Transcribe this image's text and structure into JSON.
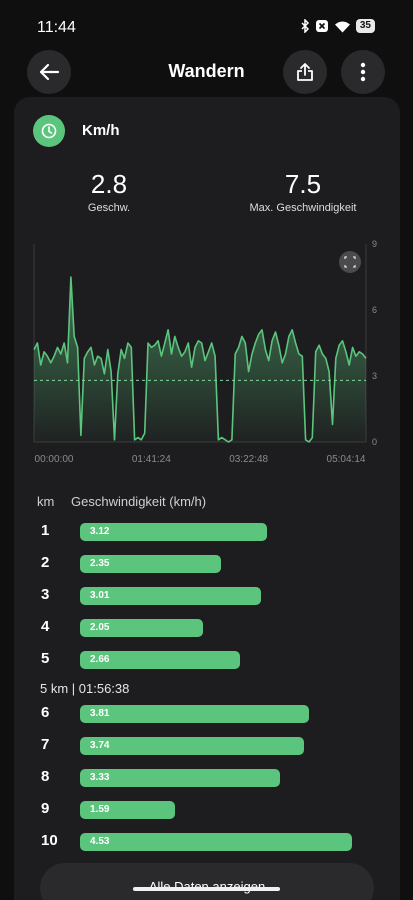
{
  "status": {
    "time": "11:44",
    "battery": "35"
  },
  "header": {
    "title": "Wandern"
  },
  "card": {
    "unit_label": "Km/h",
    "stats": {
      "avg_value": "2.8",
      "avg_label": "Geschw.",
      "max_value": "7.5",
      "max_label": "Max. Geschwindigkeit"
    }
  },
  "chart_data": {
    "type": "area",
    "title": "",
    "xlabel": "",
    "ylabel": "",
    "x_ticks": [
      "00:00:00",
      "01:41:24",
      "03:22:48",
      "05:04:14"
    ],
    "y_ticks": [
      "0",
      "3",
      "6",
      "9"
    ],
    "ylim": [
      0,
      9
    ],
    "average_line": 2.8,
    "series": [
      {
        "values": [
          4.2,
          4.5,
          3.5,
          4.1,
          3.9,
          3.6,
          3.9,
          4.3,
          4.0,
          4.5,
          3.6,
          7.5,
          4.8,
          4.3,
          0.3,
          3.8,
          4.1,
          4.3,
          3.5,
          3.9,
          3.8,
          3.1,
          4.2,
          3.2,
          0.1,
          3.1,
          4.2,
          3.8,
          4.5,
          4.3,
          0.1,
          0.2,
          0.1,
          0.4,
          4.5,
          4.3,
          4.4,
          4.6,
          3.9,
          4.5,
          5.1,
          4.0,
          4.8,
          4.3,
          3.9,
          4.1,
          4.5,
          3.4,
          4.3,
          4.6,
          4.5,
          3.7,
          4.1,
          4.5,
          3.9,
          0.1,
          0.2,
          0.1,
          0.0,
          0.1,
          4.0,
          4.3,
          4.8,
          4.5,
          3.2,
          4.0,
          4.5,
          4.9,
          5.1,
          4.2,
          3.7,
          4.6,
          5.0,
          4.4,
          3.6,
          4.0,
          4.8,
          5.1,
          4.5,
          4.0,
          3.9,
          0.1,
          0.0,
          0.2,
          4.1,
          4.4,
          4.0,
          3.8,
          3.2,
          0.8,
          3.8,
          4.4,
          4.6,
          4.1,
          3.5,
          4.3,
          3.9,
          4.1,
          4.0,
          3.8
        ]
      }
    ],
    "grid": false
  },
  "table": {
    "col_km": "km",
    "col_speed": "Geschwindigkeit (km/h)",
    "max_value": 5.0,
    "rows_a": [
      {
        "km": "1",
        "value": 3.12,
        "label": "3.12"
      },
      {
        "km": "2",
        "value": 2.35,
        "label": "2.35"
      },
      {
        "km": "3",
        "value": 3.01,
        "label": "3.01"
      },
      {
        "km": "4",
        "value": 2.05,
        "label": "2.05"
      },
      {
        "km": "5",
        "value": 2.66,
        "label": "2.66"
      }
    ],
    "split_label": "5 km | 01:56:38",
    "rows_b": [
      {
        "km": "6",
        "value": 3.81,
        "label": "3.81"
      },
      {
        "km": "7",
        "value": 3.74,
        "label": "3.74"
      },
      {
        "km": "8",
        "value": 3.33,
        "label": "3.33"
      },
      {
        "km": "9",
        "value": 1.59,
        "label": "1.59"
      },
      {
        "km": "10",
        "value": 4.53,
        "label": "4.53"
      }
    ]
  },
  "show_all_label": "Alle Daten anzeigen",
  "colors": {
    "accent": "#5cc57d",
    "card": "#1d1d1f",
    "background": "#0f0f10"
  }
}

———

Work out how many lines of the data hold the string "Geschwindigkeit". Reply with that number alone.

2